• _THE REQUEST_
Every line below that contains "Court" is to be copied.
##########
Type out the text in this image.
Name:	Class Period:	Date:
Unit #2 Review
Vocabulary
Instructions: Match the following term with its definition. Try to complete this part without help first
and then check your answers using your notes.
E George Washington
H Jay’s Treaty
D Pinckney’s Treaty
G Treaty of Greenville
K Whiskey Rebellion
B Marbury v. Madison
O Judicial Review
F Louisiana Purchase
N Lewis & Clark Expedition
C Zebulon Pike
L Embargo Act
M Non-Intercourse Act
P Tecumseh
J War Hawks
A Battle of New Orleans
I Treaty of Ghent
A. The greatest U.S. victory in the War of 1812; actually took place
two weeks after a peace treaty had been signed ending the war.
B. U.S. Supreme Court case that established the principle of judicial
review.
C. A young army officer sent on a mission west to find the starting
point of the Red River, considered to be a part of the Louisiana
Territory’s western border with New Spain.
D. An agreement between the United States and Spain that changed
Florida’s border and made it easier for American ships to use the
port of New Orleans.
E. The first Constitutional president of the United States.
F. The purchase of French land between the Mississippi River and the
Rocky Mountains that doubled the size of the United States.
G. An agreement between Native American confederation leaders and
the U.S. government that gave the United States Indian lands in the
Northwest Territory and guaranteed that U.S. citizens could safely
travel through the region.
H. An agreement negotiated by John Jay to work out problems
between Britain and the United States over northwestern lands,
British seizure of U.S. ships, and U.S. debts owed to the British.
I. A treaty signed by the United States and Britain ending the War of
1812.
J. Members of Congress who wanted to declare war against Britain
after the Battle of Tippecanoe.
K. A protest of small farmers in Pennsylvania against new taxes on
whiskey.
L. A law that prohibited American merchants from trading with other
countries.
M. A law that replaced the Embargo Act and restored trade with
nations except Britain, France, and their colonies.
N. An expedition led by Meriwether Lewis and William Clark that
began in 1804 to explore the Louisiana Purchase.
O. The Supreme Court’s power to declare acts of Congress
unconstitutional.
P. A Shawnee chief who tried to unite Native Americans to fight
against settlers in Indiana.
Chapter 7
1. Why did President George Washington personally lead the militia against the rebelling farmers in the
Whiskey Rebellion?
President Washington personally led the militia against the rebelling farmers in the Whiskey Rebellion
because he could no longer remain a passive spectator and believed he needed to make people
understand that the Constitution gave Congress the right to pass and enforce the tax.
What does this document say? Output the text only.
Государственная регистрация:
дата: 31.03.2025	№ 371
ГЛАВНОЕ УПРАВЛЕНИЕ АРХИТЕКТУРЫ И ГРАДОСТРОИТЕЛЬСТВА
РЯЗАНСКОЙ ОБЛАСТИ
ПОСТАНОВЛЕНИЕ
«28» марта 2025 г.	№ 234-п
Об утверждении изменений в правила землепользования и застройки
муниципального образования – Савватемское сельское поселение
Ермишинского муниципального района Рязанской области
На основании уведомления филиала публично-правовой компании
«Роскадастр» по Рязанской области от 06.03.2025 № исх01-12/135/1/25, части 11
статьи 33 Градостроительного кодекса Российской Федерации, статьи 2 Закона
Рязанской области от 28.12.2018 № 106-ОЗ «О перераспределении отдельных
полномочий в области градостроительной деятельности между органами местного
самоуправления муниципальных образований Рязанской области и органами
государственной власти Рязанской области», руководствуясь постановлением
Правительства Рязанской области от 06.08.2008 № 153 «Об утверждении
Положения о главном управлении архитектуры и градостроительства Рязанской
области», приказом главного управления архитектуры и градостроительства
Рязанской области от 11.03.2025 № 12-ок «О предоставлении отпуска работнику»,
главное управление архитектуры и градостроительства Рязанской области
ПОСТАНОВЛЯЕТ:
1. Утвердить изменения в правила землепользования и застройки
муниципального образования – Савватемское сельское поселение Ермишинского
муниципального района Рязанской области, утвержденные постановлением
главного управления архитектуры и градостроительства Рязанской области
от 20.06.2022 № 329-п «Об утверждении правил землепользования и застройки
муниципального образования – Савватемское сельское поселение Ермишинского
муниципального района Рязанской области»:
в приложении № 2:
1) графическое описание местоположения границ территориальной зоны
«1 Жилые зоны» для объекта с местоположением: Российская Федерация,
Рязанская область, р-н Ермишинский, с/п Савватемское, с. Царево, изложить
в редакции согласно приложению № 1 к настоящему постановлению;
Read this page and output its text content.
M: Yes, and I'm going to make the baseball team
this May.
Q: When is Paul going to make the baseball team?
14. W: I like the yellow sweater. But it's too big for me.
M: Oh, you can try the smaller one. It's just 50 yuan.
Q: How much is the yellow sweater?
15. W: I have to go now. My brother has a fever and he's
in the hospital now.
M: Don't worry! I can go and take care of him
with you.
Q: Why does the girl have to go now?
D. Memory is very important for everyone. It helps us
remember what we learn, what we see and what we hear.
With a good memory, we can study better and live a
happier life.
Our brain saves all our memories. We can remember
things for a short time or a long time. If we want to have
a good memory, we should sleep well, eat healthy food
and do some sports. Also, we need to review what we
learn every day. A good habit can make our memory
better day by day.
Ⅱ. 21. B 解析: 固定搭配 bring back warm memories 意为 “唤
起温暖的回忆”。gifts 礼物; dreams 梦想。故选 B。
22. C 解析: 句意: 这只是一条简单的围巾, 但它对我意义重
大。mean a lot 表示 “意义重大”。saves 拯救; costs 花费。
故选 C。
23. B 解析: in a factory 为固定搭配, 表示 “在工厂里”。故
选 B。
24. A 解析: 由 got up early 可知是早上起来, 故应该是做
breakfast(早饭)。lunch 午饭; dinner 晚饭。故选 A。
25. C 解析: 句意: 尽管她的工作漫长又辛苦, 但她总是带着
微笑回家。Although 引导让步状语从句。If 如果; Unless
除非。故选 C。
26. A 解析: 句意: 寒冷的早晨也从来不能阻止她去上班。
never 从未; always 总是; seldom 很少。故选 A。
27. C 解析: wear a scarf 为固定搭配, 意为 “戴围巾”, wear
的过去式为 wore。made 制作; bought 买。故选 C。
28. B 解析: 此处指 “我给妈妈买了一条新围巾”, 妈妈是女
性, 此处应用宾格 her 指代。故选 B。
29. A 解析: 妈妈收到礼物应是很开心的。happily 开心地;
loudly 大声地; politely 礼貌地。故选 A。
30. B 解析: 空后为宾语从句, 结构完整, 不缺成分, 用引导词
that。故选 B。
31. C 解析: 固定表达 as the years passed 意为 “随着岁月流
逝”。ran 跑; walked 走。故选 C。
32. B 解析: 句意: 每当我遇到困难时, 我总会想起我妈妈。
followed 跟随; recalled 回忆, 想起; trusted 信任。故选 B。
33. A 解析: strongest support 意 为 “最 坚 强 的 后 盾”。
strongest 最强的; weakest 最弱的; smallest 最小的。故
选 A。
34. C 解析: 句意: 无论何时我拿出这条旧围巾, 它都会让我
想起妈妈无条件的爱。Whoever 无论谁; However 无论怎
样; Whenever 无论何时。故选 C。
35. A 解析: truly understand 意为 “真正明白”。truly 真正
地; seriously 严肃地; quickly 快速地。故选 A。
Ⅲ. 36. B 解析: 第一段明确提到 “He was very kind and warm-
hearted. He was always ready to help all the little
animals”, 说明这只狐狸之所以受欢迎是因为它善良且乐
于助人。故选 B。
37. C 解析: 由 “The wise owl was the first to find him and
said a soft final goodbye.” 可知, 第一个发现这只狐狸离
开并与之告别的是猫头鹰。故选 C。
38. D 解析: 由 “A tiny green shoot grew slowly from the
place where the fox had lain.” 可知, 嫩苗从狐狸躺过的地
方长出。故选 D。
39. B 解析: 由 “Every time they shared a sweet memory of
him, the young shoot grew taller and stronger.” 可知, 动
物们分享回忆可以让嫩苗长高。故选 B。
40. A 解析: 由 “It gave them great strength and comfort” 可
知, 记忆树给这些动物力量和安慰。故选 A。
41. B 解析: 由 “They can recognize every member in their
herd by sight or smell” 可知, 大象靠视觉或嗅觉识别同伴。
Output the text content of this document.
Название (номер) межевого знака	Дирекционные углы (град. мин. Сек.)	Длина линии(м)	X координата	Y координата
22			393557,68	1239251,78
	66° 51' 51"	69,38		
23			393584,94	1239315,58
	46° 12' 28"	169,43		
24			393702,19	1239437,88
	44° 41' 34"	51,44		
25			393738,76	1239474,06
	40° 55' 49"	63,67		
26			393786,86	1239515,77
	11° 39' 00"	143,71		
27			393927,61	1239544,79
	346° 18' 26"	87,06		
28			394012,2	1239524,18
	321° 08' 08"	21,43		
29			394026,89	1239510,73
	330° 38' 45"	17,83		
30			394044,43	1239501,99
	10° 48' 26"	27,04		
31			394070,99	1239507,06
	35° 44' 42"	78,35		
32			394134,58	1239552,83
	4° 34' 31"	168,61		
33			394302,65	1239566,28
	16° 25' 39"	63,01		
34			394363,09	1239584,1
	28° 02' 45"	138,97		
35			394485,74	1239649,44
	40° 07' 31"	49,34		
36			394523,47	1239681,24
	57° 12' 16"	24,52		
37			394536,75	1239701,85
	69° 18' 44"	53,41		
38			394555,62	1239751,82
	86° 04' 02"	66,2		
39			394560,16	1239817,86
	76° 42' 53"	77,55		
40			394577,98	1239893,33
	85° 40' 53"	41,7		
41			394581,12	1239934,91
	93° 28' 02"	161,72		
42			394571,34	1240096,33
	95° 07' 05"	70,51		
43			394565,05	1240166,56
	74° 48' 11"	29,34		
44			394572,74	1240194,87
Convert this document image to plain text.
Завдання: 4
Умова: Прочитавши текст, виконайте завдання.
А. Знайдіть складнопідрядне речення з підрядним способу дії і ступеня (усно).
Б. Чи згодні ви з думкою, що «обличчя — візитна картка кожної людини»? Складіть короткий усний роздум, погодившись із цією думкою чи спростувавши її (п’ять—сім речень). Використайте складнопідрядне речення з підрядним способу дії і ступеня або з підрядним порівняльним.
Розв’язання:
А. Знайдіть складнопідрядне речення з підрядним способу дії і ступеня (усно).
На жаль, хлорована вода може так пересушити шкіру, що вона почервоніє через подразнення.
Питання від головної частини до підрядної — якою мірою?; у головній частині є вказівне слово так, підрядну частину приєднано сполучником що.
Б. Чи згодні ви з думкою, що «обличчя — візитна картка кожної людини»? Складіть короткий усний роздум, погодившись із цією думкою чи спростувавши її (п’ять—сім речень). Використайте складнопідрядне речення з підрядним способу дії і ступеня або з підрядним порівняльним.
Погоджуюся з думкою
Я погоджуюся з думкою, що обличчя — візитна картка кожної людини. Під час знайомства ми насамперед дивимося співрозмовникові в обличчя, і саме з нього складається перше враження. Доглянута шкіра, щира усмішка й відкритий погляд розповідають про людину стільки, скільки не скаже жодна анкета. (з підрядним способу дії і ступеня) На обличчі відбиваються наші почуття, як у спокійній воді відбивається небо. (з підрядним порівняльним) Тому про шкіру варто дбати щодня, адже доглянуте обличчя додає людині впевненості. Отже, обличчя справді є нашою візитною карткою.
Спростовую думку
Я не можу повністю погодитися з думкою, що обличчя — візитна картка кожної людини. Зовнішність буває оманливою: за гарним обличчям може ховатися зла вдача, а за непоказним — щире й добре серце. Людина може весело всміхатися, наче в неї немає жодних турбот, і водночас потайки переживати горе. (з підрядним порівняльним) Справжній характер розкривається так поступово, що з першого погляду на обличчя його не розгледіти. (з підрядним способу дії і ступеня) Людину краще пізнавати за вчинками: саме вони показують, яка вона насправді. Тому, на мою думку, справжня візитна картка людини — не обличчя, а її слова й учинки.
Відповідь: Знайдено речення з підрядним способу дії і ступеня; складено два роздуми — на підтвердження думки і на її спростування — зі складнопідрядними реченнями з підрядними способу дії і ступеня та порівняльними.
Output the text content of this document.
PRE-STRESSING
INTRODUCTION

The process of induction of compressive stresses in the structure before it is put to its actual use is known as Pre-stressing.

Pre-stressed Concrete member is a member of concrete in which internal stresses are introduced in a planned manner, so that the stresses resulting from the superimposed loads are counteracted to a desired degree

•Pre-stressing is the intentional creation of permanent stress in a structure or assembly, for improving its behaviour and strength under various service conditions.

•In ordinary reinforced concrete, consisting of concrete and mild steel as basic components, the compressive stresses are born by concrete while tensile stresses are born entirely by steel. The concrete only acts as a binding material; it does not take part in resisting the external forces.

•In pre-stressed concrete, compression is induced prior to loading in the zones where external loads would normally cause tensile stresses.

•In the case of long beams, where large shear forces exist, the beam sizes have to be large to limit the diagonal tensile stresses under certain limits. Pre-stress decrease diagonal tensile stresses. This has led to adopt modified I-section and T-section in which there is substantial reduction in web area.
##########
• _SOLUTION FOR THIS EXERCISE_
B. U.S. Supreme Court case that established the principle of judicial
O. The Supreme Court’s power to declare acts of Congress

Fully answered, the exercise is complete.